# Page extract
However, in today’s statement, Almunia revealed complainants and other relevant market participants were still unhappy with the steps Google had taken and wanted additional commitments.
Google has conceded and has now guaranteed whenever it promotes its own search services, such as hotels or restaurants, the services of three rivals will also be displayed so users can compare. This principle will apply not only for existing specialised search services, but also to changes in the presentation of those services and any future additions.
“My mission is to protect competition to the benefit of consumers, not competitors,” said Almunia. “I believe that the new proposal obtained from Google after long and difficult talks can now address the Commission's concerns.
“Without preventing Google from improving its own services, it provides users with real choice between competing services presented in a comparable way; it is then up to them to choose the best alternative. This way, both Google and its rivals will be able and encouraged to innovate and improve their offerings.”
My mission is to protect competition to the benefit of consumers, not competitors
Joaquín Almunia, vice president of the European Commission responsible for competition policy
Even with the EC stamp of approval though, Google will have to wait for complainants’ feedback again before the rules becoming legally binding.
If agreed, the commitments would cover the European Economic Area for five years and be supervised by an independent monitoring trustee.
Kent Walker, senior vice president and general counsel at Google said, “We will be making significant changes to the way Google operates in Europe. We have been working with the European Commission to address issues they raised and look forward to resolving this matter.”

# Goal 1
Reproduce word for word the part of the Google competition article that opens with the words containing "Google has conceded" and closes with "the Commission's concerns.".

Stored items from a collection

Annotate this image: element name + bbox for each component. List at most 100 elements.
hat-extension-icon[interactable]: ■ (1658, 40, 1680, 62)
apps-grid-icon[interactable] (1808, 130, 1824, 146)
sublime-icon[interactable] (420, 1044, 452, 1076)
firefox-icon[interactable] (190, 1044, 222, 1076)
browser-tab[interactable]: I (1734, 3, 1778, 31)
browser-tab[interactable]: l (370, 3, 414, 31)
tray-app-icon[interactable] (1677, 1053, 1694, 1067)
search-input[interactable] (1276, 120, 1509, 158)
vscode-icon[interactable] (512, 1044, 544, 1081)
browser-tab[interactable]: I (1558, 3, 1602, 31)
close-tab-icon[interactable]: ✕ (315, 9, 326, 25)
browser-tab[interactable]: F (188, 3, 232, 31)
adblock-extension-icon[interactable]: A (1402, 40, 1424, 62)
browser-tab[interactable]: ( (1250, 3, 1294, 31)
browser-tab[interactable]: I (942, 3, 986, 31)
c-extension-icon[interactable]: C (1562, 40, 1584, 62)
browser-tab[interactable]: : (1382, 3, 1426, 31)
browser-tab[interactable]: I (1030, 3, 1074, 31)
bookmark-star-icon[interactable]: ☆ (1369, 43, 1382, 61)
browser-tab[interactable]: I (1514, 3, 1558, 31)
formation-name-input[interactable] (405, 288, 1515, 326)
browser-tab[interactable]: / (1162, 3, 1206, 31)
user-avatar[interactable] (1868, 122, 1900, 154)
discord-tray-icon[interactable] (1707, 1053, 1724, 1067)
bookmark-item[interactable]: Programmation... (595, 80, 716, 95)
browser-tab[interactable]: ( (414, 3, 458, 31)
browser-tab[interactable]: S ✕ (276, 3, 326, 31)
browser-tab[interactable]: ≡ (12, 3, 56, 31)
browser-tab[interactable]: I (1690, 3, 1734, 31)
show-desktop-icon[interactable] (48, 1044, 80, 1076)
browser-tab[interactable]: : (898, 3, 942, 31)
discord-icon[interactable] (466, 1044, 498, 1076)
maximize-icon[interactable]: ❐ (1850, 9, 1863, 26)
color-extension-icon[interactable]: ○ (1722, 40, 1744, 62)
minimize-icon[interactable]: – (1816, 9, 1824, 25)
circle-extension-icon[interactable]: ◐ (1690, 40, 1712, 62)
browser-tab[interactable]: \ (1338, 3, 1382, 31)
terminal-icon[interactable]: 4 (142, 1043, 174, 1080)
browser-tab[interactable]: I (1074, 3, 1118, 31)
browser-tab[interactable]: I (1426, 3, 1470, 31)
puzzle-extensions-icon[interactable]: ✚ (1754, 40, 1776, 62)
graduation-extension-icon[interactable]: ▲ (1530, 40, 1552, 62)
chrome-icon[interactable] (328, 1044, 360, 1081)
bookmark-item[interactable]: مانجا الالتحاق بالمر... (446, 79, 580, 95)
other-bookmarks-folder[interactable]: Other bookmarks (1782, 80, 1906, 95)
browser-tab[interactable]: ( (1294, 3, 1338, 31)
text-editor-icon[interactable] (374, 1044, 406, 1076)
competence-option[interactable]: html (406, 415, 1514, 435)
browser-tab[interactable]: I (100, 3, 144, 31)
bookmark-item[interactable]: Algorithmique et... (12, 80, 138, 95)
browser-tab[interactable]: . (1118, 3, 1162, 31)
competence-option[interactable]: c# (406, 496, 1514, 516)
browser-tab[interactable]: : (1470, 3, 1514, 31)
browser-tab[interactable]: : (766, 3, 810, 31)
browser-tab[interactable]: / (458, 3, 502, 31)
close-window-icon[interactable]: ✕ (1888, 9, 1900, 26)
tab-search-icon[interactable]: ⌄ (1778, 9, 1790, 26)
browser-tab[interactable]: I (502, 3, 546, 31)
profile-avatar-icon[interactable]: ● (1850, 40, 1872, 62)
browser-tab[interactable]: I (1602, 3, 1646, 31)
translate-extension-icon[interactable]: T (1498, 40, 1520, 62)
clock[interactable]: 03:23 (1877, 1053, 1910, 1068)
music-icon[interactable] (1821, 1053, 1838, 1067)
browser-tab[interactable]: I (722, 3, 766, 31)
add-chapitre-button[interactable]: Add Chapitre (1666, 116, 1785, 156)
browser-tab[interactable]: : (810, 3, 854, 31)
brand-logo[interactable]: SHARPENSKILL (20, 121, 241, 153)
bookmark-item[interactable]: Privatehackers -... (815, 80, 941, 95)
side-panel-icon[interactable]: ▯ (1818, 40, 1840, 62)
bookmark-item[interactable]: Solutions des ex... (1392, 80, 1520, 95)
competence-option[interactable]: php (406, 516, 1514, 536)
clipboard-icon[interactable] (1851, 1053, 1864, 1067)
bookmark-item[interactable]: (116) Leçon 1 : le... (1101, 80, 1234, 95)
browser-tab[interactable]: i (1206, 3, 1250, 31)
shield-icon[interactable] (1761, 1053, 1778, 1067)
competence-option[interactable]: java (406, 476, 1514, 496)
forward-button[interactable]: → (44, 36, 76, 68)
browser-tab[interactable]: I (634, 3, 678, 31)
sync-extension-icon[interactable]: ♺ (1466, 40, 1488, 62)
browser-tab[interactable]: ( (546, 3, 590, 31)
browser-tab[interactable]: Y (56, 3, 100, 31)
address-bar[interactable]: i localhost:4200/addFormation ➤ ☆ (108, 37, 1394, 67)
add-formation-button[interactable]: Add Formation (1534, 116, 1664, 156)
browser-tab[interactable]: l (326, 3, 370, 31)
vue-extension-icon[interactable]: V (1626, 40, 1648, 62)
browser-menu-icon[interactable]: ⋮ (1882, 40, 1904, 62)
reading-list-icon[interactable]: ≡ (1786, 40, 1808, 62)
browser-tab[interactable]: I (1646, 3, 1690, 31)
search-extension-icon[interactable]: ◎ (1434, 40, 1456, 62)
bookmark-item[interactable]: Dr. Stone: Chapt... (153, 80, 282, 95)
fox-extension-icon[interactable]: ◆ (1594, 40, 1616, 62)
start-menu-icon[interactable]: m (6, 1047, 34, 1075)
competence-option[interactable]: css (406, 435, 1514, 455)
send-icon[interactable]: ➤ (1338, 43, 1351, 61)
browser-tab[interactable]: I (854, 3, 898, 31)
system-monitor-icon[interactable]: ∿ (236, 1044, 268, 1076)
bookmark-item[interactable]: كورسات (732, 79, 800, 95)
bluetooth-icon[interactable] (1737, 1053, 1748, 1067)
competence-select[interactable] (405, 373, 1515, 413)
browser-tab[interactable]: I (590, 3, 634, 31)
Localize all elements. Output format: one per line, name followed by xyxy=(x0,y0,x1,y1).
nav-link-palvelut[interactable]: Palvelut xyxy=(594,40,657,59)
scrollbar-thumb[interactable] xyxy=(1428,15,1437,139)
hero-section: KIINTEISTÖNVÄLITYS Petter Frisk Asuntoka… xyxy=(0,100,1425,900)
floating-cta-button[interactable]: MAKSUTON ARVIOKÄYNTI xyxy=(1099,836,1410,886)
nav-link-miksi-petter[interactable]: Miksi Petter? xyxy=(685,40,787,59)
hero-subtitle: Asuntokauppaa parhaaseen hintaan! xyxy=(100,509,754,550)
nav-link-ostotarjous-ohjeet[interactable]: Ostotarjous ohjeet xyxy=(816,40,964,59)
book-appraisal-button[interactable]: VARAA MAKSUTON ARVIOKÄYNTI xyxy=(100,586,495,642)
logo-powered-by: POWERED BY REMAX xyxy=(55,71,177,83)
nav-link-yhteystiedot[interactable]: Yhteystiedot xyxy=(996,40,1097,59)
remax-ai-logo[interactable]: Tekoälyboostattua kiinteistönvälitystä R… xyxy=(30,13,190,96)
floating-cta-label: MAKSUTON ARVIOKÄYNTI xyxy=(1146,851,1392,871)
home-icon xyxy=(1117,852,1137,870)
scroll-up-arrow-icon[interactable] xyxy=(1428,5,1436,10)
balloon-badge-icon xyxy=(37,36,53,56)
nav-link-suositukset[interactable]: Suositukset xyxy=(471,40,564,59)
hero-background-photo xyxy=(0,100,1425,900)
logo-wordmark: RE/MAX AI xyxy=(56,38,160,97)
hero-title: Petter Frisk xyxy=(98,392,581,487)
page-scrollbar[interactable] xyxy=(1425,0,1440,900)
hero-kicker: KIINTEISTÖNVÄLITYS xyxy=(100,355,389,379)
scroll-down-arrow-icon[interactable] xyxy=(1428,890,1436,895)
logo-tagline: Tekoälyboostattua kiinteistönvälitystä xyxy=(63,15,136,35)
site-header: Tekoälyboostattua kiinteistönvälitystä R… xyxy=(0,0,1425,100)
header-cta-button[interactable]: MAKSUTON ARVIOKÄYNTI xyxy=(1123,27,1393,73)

# Goal 2
Quote the records from their start through the line containing "browser-tab[interactable]: I (1734, 3, 1778, 31)", including both ends.

# Solution 1
Google has conceded and has now guaranteed whenever it promotes its own search services, such as hotels or restaurants, the services of three rivals will also be displayed so users can compare. This principle will apply not only for existing specialised search services, but also to changes in the presentation of those services and any future additions.
“My mission is to protect competition to the benefit of consumers, not competitors,” said Almunia. “I believe that the new proposal obtained from Google after long and difficult talks can now address the Commission's concerns.

# Solution 2
Annotate this image: element name + bbox for each component. List at most 100 elements.
hat-extension-icon[interactable]: ■ (1658, 40, 1680, 62)
apps-grid-icon[interactable] (1808, 130, 1824, 146)
sublime-icon[interactable] (420, 1044, 452, 1076)
firefox-icon[interactable] (190, 1044, 222, 1076)
browser-tab[interactable]: I (1734, 3, 1778, 31)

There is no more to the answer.